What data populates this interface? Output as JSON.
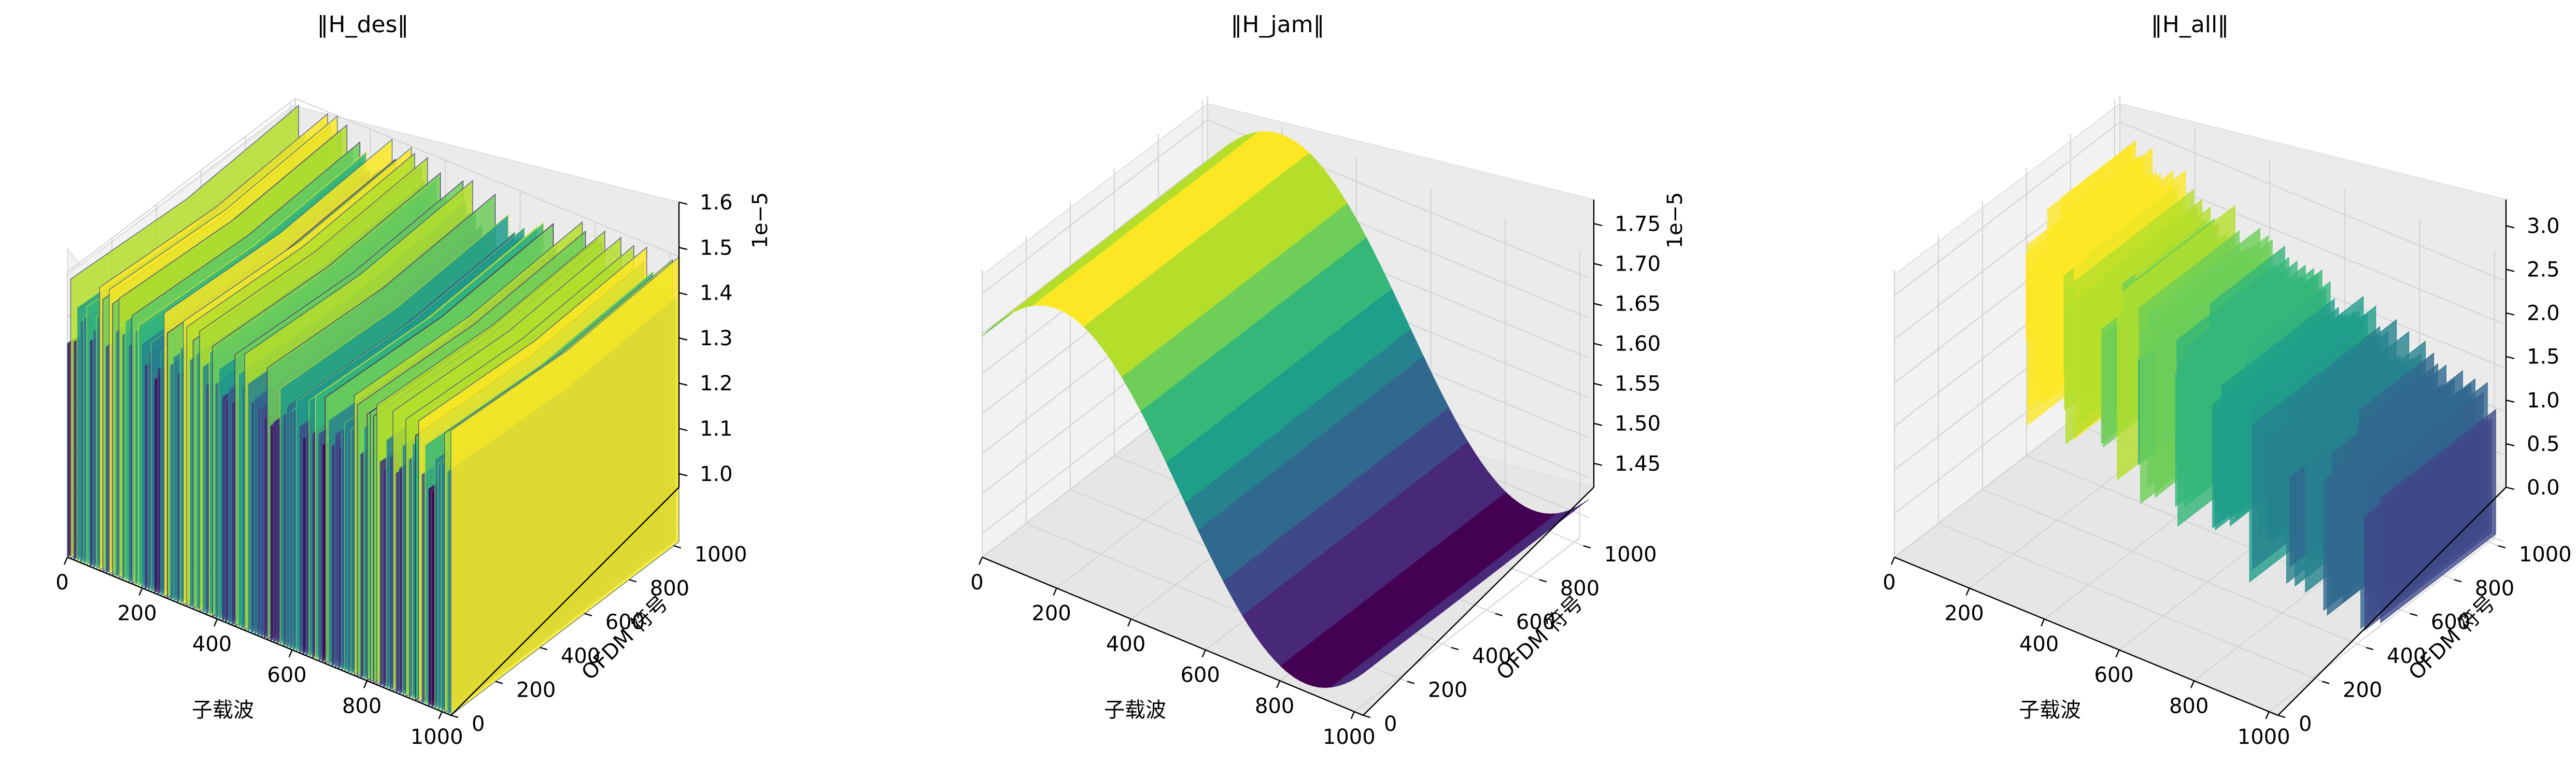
{
  "chart_data": [
    {
      "type": "surface",
      "title": "‖H_des‖",
      "xlabel": "子载波",
      "ylabel": "OFDM 符号",
      "zlabel": "",
      "z_offset_text": "1e−5",
      "x_ticks": [
        "0",
        "200",
        "400",
        "600",
        "800",
        "1000"
      ],
      "y_ticks": [
        "0",
        "200",
        "400",
        "600",
        "800",
        "1000"
      ],
      "z_ticks": [
        "1.0",
        "1.1",
        "1.2",
        "1.3",
        "1.4",
        "1.5",
        "1.6"
      ],
      "x_range": [
        0,
        1024
      ],
      "y_range": [
        0,
        1024
      ],
      "z_range": [
        0.97,
        1.6
      ],
      "surface_description": "rapidly oscillating in subcarrier direction, constant along OFDM symbols",
      "colormap": "viridis"
    },
    {
      "type": "surface",
      "title": "‖H_jam‖",
      "xlabel": "子载波",
      "ylabel": "OFDM 符号",
      "zlabel": "",
      "z_offset_text": "1e−5",
      "x_ticks": [
        "0",
        "200",
        "400",
        "600",
        "800",
        "1000"
      ],
      "y_ticks": [
        "0",
        "200",
        "400",
        "600",
        "800",
        "1000"
      ],
      "z_ticks": [
        "1.45",
        "1.50",
        "1.55",
        "1.60",
        "1.65",
        "1.70",
        "1.75"
      ],
      "x_range": [
        0,
        1024
      ],
      "y_range": [
        0,
        1024
      ],
      "z_range": [
        1.42,
        1.78
      ],
      "surface_description": "smooth sinusoid along subcarriers, peak ~1.77 near subcarrier 200, trough ~1.43 near 850",
      "colormap": "viridis"
    },
    {
      "type": "surface",
      "title": "‖H_all‖",
      "xlabel": "子载波",
      "ylabel": "OFDM 符号",
      "zlabel": "",
      "z_offset_text": "",
      "x_ticks": [
        "0",
        "200",
        "400",
        "600",
        "800",
        "1000"
      ],
      "y_ticks": [
        "0",
        "200",
        "400",
        "600",
        "800",
        "1000"
      ],
      "z_ticks": [
        "0.0",
        "0.5",
        "1.0",
        "1.5",
        "2.0",
        "2.5",
        "3.0"
      ],
      "x_range": [
        0,
        1024
      ],
      "y_range": [
        0,
        1024
      ],
      "z_range": [
        0,
        3.3
      ],
      "surface_description": "spiky oscillating surface with decreasing trend along subcarriers",
      "colormap": "viridis"
    }
  ]
}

※

AIM: Reproduce every record above exactly, omitting the pictures.

ANSWER TO THIS EXERCISE:
What data populates this interface? Output as JSON.
{
  "chart_data": [
    {
      "type": "surface",
      "title": "‖H_des‖",
      "xlabel": "子载波",
      "ylabel": "OFDM 符号",
      "zlabel": "",
      "z_offset_text": "1e−5",
      "x_ticks": [
        "0",
        "200",
        "400",
        "600",
        "800",
        "1000"
      ],
      "y_ticks": [
        "0",
        "200",
        "400",
        "600",
        "800",
        "1000"
      ],
      "z_ticks": [
        "1.0",
        "1.1",
        "1.2",
        "1.3",
        "1.4",
        "1.5",
        "1.6"
      ],
      "x_range": [
        0,
        1024
      ],
      "y_range": [
        0,
        1024
      ],
      "z_range": [
        0.97,
        1.6
      ],
      "surface_description": "rapidly oscillating in subcarrier direction, constant along OFDM symbols",
      "colormap": "viridis"
    },
    {
      "type": "surface",
      "title": "‖H_jam‖",
      "xlabel": "子载波",
      "ylabel": "OFDM 符号",
      "zlabel": "",
      "z_offset_text": "1e−5",
      "x_ticks": [
        "0",
        "200",
        "400",
        "600",
        "800",
        "1000"
      ],
      "y_ticks": [
        "0",
        "200",
        "400",
        "600",
        "800",
        "1000"
      ],
      "z_ticks": [
        "1.45",
        "1.50",
        "1.55",
        "1.60",
        "1.65",
        "1.70",
        "1.75"
      ],
      "x_range": [
        0,
        1024
      ],
      "y_range": [
        0,
        1024
      ],
      "z_range": [
        1.42,
        1.78
      ],
      "surface_description": "smooth sinusoid along subcarriers, peak ~1.77 near subcarrier 200, trough ~1.43 near 850",
      "colormap": "viridis"
    },
    {
      "type": "surface",
      "title": "‖H_all‖",
      "xlabel": "子载波",
      "ylabel": "OFDM 符号",
      "zlabel": "",
      "z_offset_text": "",
      "x_ticks": [
        "0",
        "200",
        "400",
        "600",
        "800",
        "1000"
      ],
      "y_ticks": [
        "0",
        "200",
        "400",
        "600",
        "800",
        "1000"
      ],
      "z_ticks": [
        "0.0",
        "0.5",
        "1.0",
        "1.5",
        "2.0",
        "2.5",
        "3.0"
      ],
      "x_range": [
        0,
        1024
      ],
      "y_range": [
        0,
        1024
      ],
      "z_range": [
        0,
        3.3
      ],
      "surface_description": "spiky oscillating surface with decreasing trend along subcarriers",
      "colormap": "viridis"
    }
  ]
}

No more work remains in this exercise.